# Job
Print the complete set of entries exactly.

# Data for the task
──────────────────────────────

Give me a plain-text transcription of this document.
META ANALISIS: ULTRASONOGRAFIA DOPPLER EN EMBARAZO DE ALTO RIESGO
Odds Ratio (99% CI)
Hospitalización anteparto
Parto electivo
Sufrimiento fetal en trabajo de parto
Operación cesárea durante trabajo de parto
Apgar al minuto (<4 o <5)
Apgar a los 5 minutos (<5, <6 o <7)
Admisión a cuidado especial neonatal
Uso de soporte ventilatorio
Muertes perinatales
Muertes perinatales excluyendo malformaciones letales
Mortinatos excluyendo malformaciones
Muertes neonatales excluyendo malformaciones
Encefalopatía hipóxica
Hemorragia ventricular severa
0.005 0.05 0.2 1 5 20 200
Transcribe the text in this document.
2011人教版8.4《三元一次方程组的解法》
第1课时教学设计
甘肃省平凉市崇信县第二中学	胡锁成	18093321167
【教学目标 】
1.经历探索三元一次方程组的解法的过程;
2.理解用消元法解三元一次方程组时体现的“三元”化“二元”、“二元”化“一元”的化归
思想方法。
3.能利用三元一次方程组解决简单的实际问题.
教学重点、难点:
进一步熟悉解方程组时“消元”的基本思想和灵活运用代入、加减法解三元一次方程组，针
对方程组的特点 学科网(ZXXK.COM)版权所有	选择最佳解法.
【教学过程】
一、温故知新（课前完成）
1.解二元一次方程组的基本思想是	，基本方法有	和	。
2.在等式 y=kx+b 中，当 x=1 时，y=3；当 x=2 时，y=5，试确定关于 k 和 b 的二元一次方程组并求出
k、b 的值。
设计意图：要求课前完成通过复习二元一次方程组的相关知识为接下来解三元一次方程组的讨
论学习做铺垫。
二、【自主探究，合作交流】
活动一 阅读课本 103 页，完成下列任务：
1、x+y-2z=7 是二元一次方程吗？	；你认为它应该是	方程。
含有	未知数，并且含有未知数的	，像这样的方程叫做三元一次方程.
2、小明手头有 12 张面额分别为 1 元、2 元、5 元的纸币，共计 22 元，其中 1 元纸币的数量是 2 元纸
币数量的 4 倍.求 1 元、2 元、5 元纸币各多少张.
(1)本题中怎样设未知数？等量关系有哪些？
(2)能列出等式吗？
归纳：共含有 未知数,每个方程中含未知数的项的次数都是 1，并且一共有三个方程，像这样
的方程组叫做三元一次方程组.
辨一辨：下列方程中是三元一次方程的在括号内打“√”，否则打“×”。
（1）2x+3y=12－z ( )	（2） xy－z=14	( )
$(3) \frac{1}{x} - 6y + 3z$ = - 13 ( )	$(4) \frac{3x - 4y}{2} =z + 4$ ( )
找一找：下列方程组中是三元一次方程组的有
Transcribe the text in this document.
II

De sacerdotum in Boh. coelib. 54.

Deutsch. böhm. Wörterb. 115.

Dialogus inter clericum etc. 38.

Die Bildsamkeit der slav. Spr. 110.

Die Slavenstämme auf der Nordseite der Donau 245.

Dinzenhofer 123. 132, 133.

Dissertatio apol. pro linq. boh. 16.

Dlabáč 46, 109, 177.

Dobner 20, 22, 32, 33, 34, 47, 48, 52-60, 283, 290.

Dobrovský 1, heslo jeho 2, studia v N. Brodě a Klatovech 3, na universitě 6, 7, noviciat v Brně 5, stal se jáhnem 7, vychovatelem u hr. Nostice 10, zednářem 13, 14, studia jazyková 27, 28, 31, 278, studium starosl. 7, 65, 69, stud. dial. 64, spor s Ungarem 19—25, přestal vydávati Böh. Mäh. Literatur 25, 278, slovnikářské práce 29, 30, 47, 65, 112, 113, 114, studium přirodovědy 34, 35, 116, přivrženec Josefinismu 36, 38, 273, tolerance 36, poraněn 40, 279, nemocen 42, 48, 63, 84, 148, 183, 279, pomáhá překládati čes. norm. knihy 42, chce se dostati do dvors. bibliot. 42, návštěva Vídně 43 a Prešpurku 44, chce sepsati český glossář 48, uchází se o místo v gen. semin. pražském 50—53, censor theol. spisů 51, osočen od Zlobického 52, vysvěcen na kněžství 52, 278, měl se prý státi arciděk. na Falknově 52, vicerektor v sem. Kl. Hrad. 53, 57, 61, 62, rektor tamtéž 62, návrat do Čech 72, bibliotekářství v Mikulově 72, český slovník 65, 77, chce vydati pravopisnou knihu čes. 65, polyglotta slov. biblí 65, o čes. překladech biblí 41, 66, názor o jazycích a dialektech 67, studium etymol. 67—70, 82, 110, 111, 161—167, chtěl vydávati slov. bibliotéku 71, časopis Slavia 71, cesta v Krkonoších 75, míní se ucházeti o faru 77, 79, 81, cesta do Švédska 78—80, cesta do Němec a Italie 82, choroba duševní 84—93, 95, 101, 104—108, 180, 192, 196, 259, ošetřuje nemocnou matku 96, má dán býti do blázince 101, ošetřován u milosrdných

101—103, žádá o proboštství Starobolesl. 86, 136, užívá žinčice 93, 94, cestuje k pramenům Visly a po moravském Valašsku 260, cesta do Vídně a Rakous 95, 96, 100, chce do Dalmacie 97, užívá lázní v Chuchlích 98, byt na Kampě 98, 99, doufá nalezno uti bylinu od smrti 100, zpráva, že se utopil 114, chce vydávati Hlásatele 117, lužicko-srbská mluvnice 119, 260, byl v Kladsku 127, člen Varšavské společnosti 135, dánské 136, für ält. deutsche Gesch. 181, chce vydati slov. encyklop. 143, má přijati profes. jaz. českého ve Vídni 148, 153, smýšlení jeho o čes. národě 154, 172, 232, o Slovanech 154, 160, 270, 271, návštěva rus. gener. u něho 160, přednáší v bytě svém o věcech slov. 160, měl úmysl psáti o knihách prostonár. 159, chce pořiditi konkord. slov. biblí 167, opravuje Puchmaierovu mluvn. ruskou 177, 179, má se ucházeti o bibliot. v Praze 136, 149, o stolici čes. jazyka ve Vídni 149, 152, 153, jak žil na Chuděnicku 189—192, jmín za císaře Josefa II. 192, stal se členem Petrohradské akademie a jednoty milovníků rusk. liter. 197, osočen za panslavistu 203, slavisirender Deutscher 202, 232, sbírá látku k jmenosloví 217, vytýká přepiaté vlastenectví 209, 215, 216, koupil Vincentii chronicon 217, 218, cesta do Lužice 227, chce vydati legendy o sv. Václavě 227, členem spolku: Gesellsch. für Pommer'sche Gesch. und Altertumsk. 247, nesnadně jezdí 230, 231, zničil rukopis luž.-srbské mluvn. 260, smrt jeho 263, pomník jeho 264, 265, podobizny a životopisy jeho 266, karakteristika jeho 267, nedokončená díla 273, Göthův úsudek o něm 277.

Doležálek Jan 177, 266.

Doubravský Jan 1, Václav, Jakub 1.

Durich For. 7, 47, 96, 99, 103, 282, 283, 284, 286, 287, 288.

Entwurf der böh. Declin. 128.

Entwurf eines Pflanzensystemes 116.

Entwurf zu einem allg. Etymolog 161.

──────────────────────────────

# Written solution
Give me a plain-text transcription of this document.
META ANALISIS: ULTRASONOGRAFIA DOPPLER EN EMBARAZO DE ALTO RIESGO
Odds Ratio (99% CI)
Hospitalización anteparto
Parto electivo
Sufrimiento fetal en trabajo de parto
Operación cesárea durante trabajo de parto
Apgar al minuto (<4 o <5)
Apgar a los 5 minutos (<5, <6 o <7)
Admisión a cuidado especial neonatal
Uso de soporte ventilatorio
Muertes perinatales
Muertes perinatales excluyendo malformaciones letales
Mortinatos excluyendo malformaciones
Muertes neonatales excluyendo malformaciones
Encefalopatía hipóxica
Hemorragia ventricular severa
0.005 0.05 0.2 1 5 20 200
Transcribe the text in this document.
2011人教版8.4《三元一次方程组的解法》
第1课时教学设计
甘肃省平凉市崇信县第二中学	胡锁成	18093321167
【教学目标 】
1.经历探索三元一次方程组的解法的过程;
2.理解用消元法解三元一次方程组时体现的“三元”化“二元”、“二元”化“一元”的化归
思想方法。
3.能利用三元一次方程组解决简单的实际问题.
教学重点、难点:
进一步熟悉解方程组时“消元”的基本思想和灵活运用代入、加减法解三元一次方程组，针
对方程组的特点 学科网(ZXXK.COM)版权所有	选择最佳解法.
【教学过程】
一、温故知新（课前完成）
1.解二元一次方程组的基本思想是	，基本方法有	和	。
2.在等式 y=kx+b 中，当 x=1 时，y=3；当 x=2 时，y=5，试确定关于 k 和 b 的二元一次方程组并求出
k、b 的值。
设计意图：要求课前完成通过复习二元一次方程组的相关知识为接下来解三元一次方程组的讨
论学习做铺垫。
二、【自主探究，合作交流】
活动一 阅读课本 103 页，完成下列任务：
1、x+y-2z=7 是二元一次方程吗？	；你认为它应该是	方程。
含有	未知数，并且含有未知数的	，像这样的方程叫做三元一次方程.
2、小明手头有 12 张面额分别为 1 元、2 元、5 元的纸币，共计 22 元，其中 1 元纸币的数量是 2 元纸
币数量的 4 倍.求 1 元、2 元、5 元纸币各多少张.
(1)本题中怎样设未知数？等量关系有哪些？
(2)能列出等式吗？
归纳：共含有 未知数,每个方程中含未知数的项的次数都是 1，并且一共有三个方程，像这样
的方程组叫做三元一次方程组.
辨一辨：下列方程中是三元一次方程的在括号内打“√”，否则打“×”。
（1）2x+3y=12－z ( )	（2） xy－z=14	( )
$(3) \frac{1}{x} - 6y + 3z$ = - 13 ( )	$(4) \frac{3x - 4y}{2} =z + 4$ ( )
找一找：下列方程组中是三元一次方程组的有
Transcribe the text in this document.
II

De sacerdotum in Boh. coelib. 54.

Deutsch. böhm. Wörterb. 115.

Dialogus inter clericum etc. 38.

Die Bildsamkeit der slav. Spr. 110.

Die Slavenstämme auf der Nordseite der Donau 245.

Dinzenhofer 123. 132, 133.

Dissertatio apol. pro linq. boh. 16.

Dlabáč 46, 109, 177.

Dobner 20, 22, 32, 33, 34, 47, 48, 52-60, 283, 290.

Dobrovský 1, heslo jeho 2, studia v N. Brodě a Klatovech 3, na universitě 6, 7, noviciat v Brně 5, stal se jáhnem 7, vychovatelem u hr. Nostice 10, zednářem 13, 14, studia jazyková 27, 28, 31, 278, studium starosl. 7, 65, 69, stud. dial. 64, spor s Ungarem 19—25, přestal vydávati Böh. Mäh. Literatur 25, 278, slovnikářské práce 29, 30, 47, 65, 112, 113, 114, studium přirodovědy 34, 35, 116, přivrženec Josefinismu 36, 38, 273, tolerance 36, poraněn 40, 279, nemocen 42, 48, 63, 84, 148, 183, 279, pomáhá překládati čes. norm. knihy 42, chce se dostati do dvors. bibliot. 42, návštěva Vídně 43 a Prešpurku 44, chce sepsati český glossář 48, uchází se o místo v gen. semin. pražském 50—53, censor theol. spisů 51, osočen od Zlobického 52, vysvěcen na kněžství 52, 278, měl se prý státi arciděk. na Falknově 52, vicerektor v sem. Kl. Hrad. 53, 57, 61, 62, rektor tamtéž 62, návrat do Čech 72, bibliotekářství v Mikulově 72, český slovník 65, 77, chce vydati pravopisnou knihu čes. 65, polyglotta slov. biblí 65, o čes. překladech biblí 41, 66, názor o jazycích a dialektech 67, studium etymol. 67—70, 82, 110, 111, 161—167, chtěl vydávati slov. bibliotéku 71, časopis Slavia 71, cesta v Krkonoších 75, míní se ucházeti o faru 77, 79, 81, cesta do Švédska 78—80, cesta do Němec a Italie 82, choroba duševní 84—93, 95, 101, 104—108, 180, 192, 196, 259, ošetřuje nemocnou matku 96, má dán býti do blázince 101, ošetřován u milosrdných

101—103, žádá o proboštství Starobolesl. 86, 136, užívá žinčice 93, 94, cestuje k pramenům Visly a po moravském Valašsku 260, cesta do Vídně a Rakous 95, 96, 100, chce do Dalmacie 97, užívá lázní v Chuchlích 98, byt na Kampě 98, 99, doufá nalezno uti bylinu od smrti 100, zpráva, že se utopil 114, chce vydávati Hlásatele 117, lužicko-srbská mluvnice 119, 260, byl v Kladsku 127, člen Varšavské společnosti 135, dánské 136, für ält. deutsche Gesch. 181, chce vydati slov. encyklop. 143, má přijati profes. jaz. českého ve Vídni 148, 153, smýšlení jeho o čes. národě 154, 172, 232, o Slovanech 154, 160, 270, 271, návštěva rus. gener. u něho 160, přednáší v bytě svém o věcech slov. 160, měl úmysl psáti o knihách prostonár. 159, chce pořiditi konkord. slov. biblí 167, opravuje Puchmaierovu mluvn. ruskou 177, 179, má se ucházeti o bibliot. v Praze 136, 149, o stolici čes. jazyka ve Vídni 149, 152, 153, jak žil na Chuděnicku 189—192, jmín za císaře Josefa II. 192, stal se členem Petrohradské akademie a jednoty milovníků rusk. liter. 197, osočen za panslavistu 203, slavisirender Deutscher 202, 232, sbírá látku k jmenosloví 217, vytýká přepiaté vlastenectví 209, 215, 216, koupil Vincentii chronicon 217, 218, cesta do Lužice 227, chce vydati legendy o sv. Václavě 227, členem spolku: Gesellsch. für Pommer'sche Gesch. und Altertumsk. 247, nesnadně jezdí 230, 231, zničil rukopis luž.-srbské mluvn. 260, smrt jeho 263, pomník jeho 264, 265, podobizny a životopisy jeho 266, karakteristika jeho 267, nedokončená díla 273, Göthův úsudek o něm 277.

Doležálek Jan 177, 266.

Doubravský Jan 1, Václav, Jakub 1.

Durich For. 7, 47, 96, 99, 103, 282, 283, 284, 286, 287, 288.

Entwurf der böh. Declin. 128.

Entwurf eines Pflanzensystemes 116.

Entwurf zu einem allg. Etymolog 161.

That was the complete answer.